▸ What this task involves
Go through the records below line by line, counting those that contain the word "Sylvie"; answer with the count only.

[Saved entries]
##############################

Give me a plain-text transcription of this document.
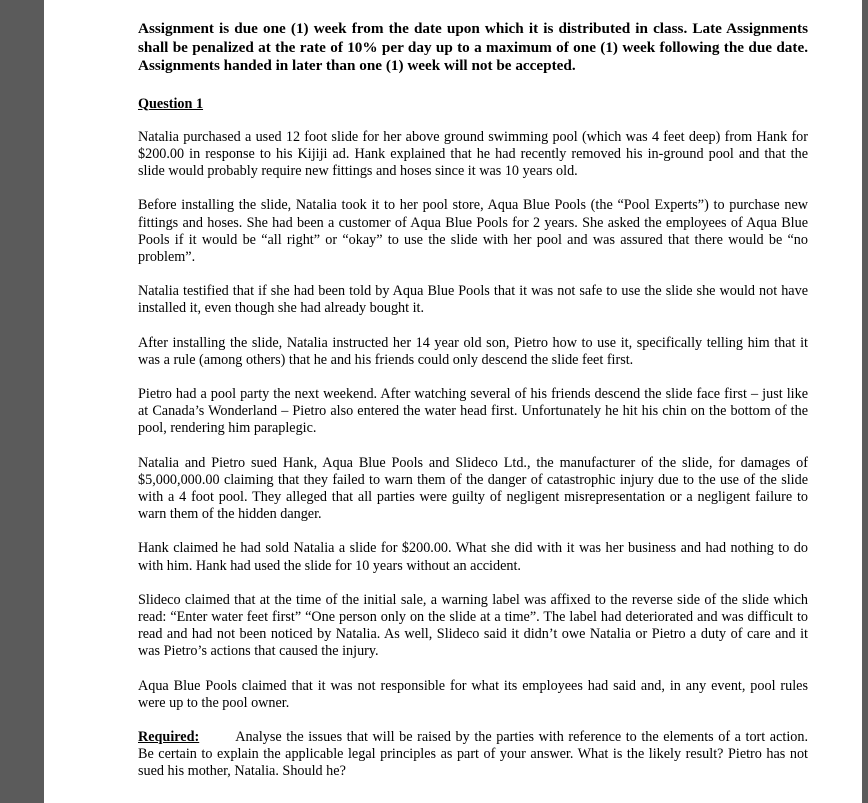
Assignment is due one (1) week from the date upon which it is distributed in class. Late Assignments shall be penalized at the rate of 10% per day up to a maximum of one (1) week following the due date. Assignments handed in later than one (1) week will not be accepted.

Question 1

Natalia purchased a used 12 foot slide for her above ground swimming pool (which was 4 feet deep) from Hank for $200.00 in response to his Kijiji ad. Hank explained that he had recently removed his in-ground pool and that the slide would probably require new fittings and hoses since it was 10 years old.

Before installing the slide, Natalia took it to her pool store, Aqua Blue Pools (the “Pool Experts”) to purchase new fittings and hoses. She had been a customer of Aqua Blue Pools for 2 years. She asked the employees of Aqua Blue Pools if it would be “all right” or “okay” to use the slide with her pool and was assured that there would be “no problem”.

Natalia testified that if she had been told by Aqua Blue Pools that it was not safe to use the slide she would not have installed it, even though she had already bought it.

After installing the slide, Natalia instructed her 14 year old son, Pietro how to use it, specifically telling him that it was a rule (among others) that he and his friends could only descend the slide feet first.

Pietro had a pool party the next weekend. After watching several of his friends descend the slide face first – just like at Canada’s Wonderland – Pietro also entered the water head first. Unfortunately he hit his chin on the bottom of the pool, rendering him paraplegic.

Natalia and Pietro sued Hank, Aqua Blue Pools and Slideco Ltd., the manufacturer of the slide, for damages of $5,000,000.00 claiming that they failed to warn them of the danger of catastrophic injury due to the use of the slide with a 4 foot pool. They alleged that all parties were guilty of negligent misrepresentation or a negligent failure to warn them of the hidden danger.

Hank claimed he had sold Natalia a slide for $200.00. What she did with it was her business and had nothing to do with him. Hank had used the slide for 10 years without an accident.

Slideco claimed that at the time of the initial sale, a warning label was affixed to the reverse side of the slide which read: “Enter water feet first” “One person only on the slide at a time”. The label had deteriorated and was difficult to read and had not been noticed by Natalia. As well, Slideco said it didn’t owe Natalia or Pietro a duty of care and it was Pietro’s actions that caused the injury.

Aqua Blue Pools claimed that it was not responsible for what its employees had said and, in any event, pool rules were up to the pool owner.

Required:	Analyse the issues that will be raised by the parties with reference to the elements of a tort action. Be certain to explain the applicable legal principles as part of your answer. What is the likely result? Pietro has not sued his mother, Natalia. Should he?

##############################

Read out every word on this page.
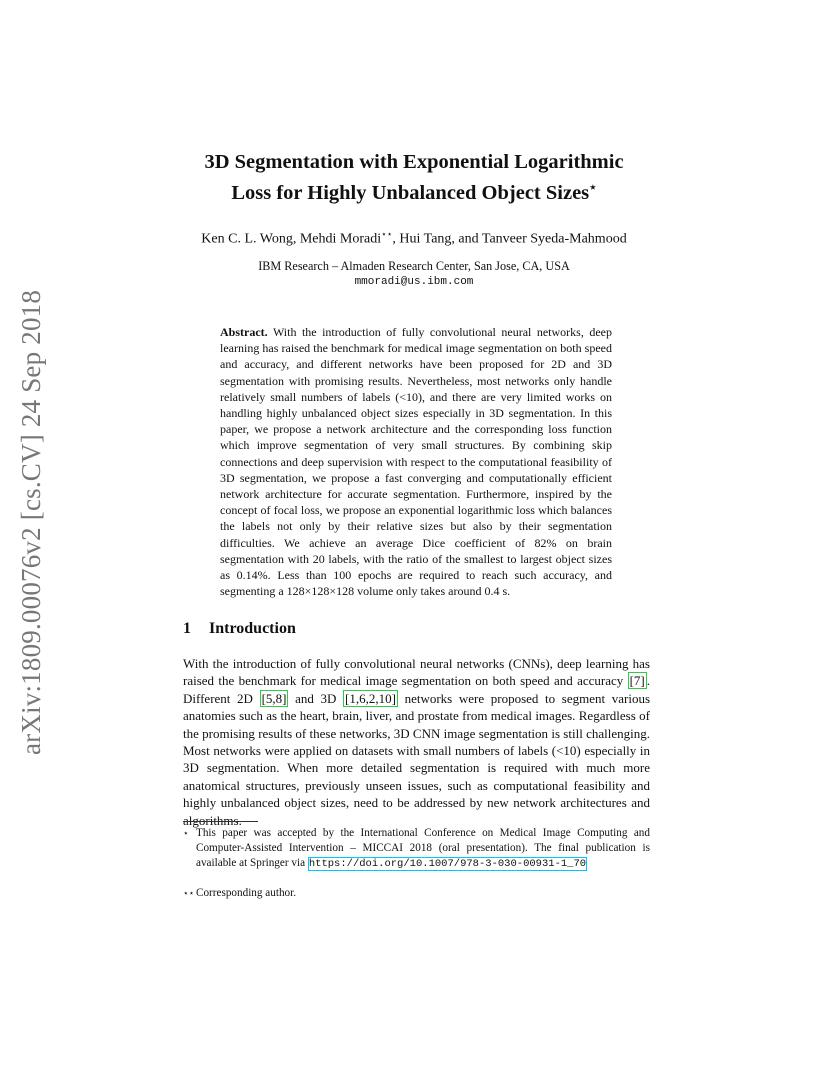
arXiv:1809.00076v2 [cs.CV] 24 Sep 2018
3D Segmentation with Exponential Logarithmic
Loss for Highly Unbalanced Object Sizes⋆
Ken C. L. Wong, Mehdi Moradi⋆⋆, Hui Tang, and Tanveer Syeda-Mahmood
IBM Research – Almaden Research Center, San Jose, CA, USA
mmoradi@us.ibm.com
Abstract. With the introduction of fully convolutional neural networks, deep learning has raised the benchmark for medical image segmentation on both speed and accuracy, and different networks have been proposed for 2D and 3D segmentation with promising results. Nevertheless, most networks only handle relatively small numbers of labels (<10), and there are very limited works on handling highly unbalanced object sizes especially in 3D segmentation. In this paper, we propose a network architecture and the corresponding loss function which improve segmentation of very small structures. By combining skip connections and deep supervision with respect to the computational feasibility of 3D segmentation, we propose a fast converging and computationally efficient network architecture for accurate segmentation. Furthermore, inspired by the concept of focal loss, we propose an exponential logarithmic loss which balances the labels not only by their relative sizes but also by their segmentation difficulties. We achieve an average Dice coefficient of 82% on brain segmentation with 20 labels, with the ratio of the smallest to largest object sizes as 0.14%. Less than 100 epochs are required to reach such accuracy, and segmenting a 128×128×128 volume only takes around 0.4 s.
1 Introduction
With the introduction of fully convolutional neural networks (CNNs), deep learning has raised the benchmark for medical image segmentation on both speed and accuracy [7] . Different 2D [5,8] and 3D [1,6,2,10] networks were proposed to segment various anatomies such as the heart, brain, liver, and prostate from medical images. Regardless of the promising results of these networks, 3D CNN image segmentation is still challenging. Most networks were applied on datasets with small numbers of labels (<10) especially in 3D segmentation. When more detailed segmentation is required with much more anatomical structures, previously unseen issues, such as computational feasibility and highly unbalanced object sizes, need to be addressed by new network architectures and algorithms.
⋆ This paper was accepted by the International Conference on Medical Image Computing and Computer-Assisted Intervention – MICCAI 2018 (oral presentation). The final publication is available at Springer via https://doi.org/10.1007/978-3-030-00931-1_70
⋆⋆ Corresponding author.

##############################

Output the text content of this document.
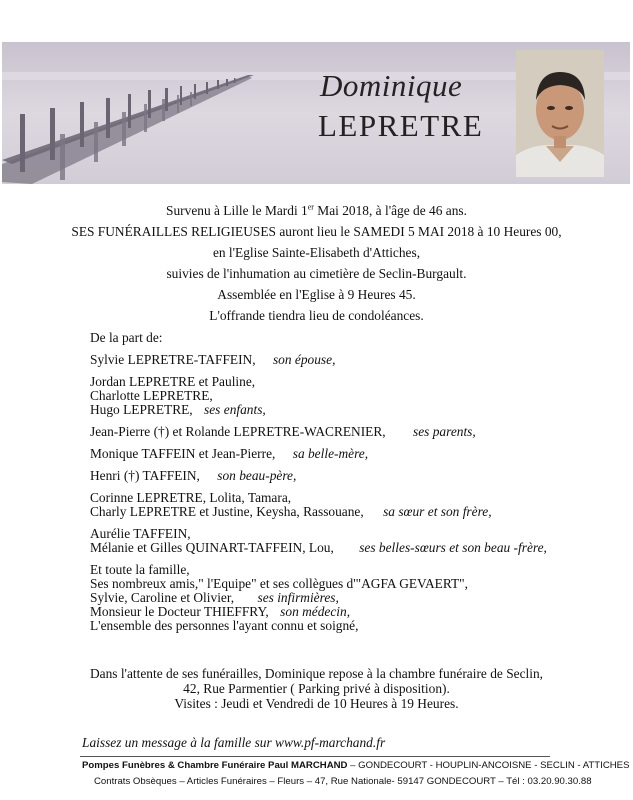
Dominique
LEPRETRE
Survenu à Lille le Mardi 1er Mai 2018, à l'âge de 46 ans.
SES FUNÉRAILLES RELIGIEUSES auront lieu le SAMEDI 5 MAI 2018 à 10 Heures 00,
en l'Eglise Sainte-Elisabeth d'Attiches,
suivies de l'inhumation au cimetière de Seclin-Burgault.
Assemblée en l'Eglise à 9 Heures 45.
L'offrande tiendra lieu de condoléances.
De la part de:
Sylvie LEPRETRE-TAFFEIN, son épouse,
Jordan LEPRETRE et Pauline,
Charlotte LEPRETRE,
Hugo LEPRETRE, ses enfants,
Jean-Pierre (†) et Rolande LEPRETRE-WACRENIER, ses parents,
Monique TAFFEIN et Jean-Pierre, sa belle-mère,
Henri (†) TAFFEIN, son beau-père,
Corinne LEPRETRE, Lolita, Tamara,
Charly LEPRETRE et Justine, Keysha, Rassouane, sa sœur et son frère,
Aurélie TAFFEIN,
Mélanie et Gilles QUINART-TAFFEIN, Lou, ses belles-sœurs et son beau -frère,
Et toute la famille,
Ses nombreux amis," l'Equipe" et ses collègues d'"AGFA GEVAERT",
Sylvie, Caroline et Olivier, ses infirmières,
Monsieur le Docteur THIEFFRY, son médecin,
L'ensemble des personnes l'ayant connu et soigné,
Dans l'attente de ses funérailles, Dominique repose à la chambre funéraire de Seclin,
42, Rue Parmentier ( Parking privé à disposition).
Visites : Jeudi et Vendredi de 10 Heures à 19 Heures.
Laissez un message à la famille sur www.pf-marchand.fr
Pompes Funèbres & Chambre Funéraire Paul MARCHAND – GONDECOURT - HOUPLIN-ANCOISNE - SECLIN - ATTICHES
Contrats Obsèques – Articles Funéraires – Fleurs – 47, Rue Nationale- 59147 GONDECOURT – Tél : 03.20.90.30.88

##############################

▸ The reply
2